**Exercise description**
Lines containing the word "панели" are the ones to copy from the records below.
========================
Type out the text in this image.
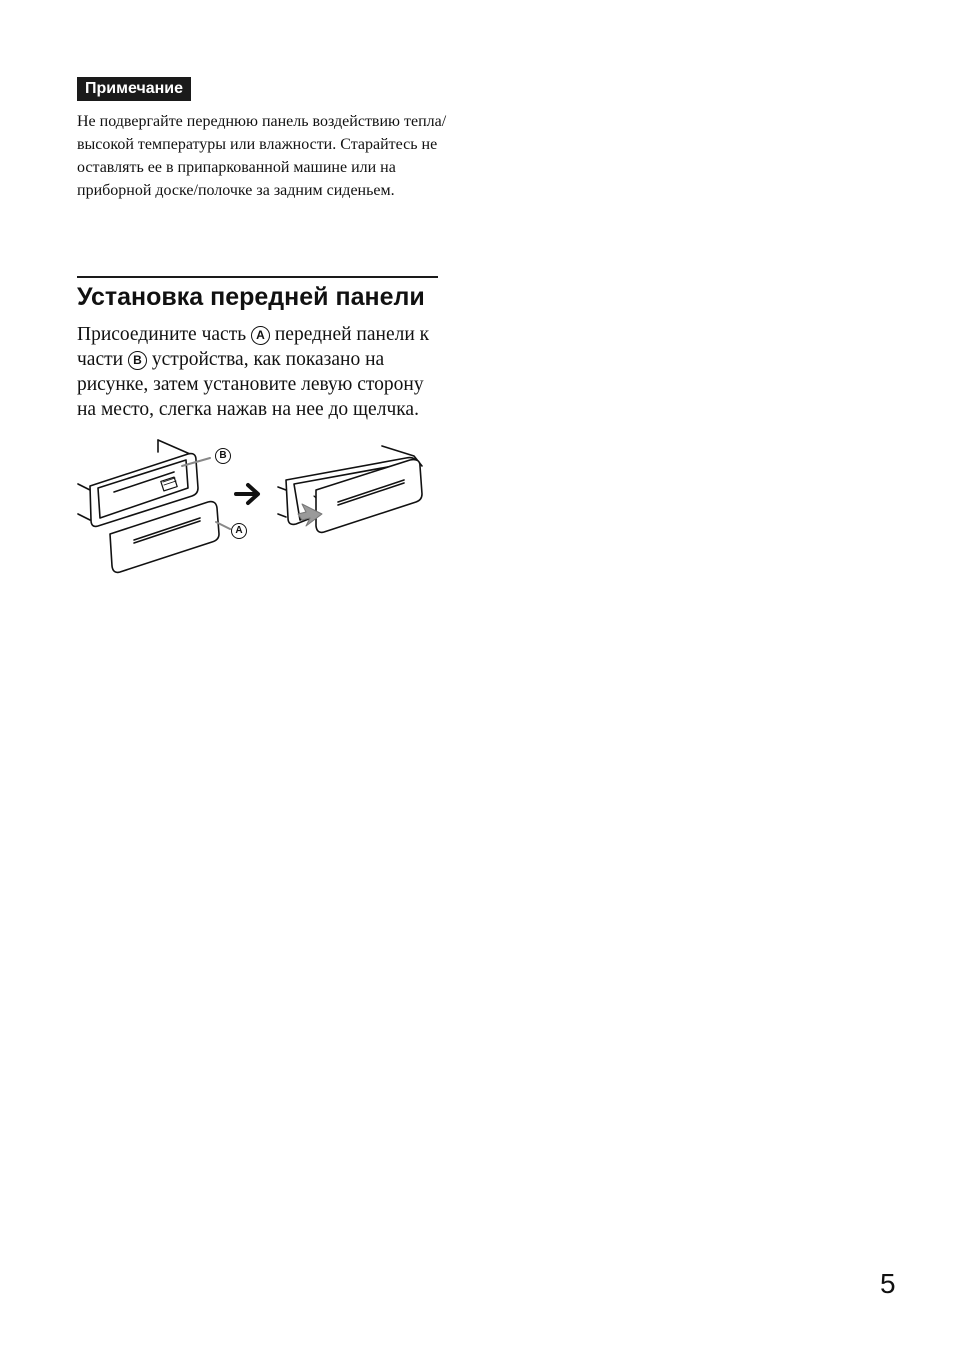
Примечание
Не подвергайте переднюю панель воздействию тепла/высокой температуры или влажности. Старайтесь не оставлять ее в припаркованной машине или на приборной доске/полочке за задним сиденьем.
Установка передней панели
Присоедините часть A передней панели к части B устройства, как показано на рисунке, затем установите левую сторону на место, слегка нажав на нее до щелчка.
B
A
5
========================
**Answer in full**
Установка передней панели
Присоедините часть A передней панели к части B устройства, как показано на рисунке, затем установите левую сторону на место, слегка нажав на нее до щелчка.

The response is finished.